The data:

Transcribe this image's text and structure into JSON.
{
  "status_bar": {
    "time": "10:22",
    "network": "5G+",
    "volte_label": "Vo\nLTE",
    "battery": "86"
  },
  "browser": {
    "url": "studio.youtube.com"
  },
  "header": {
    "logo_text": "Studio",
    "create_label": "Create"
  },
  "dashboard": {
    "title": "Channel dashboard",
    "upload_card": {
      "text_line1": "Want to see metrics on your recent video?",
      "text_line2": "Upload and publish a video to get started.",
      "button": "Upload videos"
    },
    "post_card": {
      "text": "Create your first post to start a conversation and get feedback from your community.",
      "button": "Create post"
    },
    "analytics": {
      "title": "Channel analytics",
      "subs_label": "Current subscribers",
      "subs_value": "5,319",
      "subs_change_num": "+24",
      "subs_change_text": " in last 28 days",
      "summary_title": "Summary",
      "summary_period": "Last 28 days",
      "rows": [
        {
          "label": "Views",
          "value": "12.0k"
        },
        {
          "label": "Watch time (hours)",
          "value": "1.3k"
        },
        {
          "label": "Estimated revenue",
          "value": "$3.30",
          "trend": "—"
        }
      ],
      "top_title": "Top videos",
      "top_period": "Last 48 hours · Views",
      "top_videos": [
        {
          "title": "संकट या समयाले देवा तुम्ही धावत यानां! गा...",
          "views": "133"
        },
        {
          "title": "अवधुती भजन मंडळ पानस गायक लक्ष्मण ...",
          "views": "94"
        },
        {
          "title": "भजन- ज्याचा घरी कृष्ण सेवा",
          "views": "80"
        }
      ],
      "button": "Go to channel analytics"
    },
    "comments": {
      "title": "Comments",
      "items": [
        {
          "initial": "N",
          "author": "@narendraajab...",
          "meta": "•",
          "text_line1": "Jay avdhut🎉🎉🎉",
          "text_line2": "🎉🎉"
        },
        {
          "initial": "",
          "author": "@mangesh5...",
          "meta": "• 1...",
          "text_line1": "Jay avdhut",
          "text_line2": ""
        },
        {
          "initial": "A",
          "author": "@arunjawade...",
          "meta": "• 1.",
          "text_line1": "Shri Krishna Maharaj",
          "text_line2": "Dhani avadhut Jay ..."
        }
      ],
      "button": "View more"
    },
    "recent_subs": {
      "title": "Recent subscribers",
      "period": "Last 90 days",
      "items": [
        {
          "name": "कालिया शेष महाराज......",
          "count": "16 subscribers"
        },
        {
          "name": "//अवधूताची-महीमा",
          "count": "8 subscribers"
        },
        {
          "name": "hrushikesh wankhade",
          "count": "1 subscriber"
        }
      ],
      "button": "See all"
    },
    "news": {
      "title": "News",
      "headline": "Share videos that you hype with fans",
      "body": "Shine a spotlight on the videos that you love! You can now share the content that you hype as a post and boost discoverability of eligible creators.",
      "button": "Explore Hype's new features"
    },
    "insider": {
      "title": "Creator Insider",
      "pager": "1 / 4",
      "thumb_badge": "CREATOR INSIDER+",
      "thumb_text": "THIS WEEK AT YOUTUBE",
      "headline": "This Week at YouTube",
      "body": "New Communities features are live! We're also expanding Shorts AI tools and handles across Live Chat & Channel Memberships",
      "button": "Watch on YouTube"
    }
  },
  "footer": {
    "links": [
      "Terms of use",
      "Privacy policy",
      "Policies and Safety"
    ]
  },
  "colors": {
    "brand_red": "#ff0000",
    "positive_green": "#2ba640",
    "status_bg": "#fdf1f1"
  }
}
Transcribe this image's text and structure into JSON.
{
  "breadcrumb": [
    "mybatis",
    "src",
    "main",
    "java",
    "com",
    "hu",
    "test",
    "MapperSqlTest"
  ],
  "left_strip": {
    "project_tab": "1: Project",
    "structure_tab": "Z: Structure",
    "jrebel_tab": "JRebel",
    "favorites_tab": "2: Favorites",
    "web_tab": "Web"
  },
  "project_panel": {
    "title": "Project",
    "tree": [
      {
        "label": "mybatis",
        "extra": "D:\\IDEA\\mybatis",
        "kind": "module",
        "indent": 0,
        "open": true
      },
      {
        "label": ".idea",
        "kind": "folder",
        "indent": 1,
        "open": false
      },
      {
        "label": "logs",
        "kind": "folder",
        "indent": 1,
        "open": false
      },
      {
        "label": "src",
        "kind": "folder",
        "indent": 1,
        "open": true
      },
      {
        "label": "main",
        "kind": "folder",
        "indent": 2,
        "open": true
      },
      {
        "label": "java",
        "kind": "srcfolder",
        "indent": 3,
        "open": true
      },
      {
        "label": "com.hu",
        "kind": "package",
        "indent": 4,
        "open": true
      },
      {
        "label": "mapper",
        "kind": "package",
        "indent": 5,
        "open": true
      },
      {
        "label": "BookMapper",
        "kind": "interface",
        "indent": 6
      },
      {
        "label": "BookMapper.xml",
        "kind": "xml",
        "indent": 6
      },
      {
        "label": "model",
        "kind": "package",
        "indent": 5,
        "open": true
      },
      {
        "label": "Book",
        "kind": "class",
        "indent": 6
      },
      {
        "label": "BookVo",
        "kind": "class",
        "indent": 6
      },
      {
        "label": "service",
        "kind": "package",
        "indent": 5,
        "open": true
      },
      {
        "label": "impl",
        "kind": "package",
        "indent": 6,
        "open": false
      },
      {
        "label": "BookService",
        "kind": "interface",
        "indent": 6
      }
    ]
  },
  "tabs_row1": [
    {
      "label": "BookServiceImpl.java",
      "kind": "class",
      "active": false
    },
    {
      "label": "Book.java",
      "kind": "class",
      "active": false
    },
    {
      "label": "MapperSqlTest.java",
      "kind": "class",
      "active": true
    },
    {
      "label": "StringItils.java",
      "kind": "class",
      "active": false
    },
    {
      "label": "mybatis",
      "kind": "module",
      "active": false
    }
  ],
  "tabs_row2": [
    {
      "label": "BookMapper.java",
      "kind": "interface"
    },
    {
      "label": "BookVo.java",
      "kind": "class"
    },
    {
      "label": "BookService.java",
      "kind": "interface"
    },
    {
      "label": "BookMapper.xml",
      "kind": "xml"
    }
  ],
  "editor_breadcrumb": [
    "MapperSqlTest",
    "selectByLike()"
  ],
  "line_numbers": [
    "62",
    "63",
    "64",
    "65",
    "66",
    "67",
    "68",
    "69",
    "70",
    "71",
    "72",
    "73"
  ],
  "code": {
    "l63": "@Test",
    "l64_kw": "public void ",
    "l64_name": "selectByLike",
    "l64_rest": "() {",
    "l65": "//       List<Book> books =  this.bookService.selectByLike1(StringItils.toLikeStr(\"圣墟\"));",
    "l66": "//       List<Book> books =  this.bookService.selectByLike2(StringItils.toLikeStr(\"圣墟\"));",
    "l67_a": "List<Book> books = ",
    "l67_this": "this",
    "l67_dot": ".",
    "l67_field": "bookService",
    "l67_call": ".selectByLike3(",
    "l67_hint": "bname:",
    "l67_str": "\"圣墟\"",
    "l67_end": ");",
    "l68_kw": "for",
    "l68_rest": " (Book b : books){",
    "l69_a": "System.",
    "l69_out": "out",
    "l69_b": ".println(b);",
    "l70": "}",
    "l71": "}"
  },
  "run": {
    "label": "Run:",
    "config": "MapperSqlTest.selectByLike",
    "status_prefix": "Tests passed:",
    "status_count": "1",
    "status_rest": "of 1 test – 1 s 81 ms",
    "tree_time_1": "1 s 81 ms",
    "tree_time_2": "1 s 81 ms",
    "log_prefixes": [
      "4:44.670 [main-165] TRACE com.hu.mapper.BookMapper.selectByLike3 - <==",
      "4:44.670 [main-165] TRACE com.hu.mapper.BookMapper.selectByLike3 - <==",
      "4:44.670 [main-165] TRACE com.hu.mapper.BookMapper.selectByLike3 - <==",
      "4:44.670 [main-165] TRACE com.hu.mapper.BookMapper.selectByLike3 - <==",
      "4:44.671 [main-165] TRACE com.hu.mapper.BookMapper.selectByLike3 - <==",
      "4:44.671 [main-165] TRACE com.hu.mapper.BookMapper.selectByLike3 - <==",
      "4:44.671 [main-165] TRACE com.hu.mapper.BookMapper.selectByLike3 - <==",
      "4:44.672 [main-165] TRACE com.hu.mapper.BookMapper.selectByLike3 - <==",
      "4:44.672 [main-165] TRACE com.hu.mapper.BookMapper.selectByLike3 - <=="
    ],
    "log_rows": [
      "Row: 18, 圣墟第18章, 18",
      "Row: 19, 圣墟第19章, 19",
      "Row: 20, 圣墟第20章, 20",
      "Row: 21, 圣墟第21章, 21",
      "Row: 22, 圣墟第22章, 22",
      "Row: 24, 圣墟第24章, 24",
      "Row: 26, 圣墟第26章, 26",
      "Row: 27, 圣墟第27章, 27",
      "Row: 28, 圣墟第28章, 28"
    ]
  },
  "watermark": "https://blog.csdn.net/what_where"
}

Aim of the task: Look through the data above. Copy every line with the string "dashboard" in it.

The solution:
  "dashboard": {
    "title": "Channel dashboard",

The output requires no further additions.